In the entries below, find every line holding the string "DANI" and collect it.

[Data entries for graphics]
===============
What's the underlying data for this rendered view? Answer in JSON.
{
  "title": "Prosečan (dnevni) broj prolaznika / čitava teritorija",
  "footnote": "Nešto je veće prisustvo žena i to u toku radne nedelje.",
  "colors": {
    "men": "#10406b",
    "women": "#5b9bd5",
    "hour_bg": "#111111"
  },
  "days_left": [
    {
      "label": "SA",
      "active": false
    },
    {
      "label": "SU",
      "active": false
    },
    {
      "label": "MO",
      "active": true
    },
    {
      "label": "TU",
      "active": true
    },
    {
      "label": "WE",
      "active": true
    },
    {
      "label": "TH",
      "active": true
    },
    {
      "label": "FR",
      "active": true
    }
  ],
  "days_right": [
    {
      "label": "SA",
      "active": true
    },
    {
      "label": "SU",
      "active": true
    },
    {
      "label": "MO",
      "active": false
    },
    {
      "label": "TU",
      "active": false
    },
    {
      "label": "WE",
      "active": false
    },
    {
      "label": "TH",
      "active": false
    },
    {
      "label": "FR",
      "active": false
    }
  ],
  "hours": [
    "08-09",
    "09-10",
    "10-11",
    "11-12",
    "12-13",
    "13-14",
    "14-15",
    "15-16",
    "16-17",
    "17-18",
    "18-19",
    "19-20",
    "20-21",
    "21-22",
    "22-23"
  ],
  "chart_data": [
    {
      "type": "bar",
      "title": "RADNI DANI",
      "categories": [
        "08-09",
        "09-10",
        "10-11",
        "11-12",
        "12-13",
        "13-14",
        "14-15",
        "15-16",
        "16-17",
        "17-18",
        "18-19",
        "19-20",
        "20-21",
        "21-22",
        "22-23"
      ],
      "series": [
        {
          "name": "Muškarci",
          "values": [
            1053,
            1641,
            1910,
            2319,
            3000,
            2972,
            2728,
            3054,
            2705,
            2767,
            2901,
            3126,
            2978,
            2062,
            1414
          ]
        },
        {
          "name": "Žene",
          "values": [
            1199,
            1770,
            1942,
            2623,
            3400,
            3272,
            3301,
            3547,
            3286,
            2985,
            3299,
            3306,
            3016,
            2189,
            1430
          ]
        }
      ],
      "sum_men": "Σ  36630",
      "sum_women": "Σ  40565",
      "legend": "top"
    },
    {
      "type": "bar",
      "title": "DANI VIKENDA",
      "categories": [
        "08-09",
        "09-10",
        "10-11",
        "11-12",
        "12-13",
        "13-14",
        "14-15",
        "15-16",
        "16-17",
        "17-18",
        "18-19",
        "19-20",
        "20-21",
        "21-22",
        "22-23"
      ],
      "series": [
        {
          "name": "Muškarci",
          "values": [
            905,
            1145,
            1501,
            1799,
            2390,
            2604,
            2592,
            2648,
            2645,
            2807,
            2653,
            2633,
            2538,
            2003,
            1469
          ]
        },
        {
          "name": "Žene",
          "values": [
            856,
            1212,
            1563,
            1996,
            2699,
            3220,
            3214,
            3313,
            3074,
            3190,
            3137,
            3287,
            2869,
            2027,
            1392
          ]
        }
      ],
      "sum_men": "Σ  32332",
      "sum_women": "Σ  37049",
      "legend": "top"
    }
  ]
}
===============
== The solution ==
      "title": "RADNI DANI",
      "title": "DANI VIKENDA",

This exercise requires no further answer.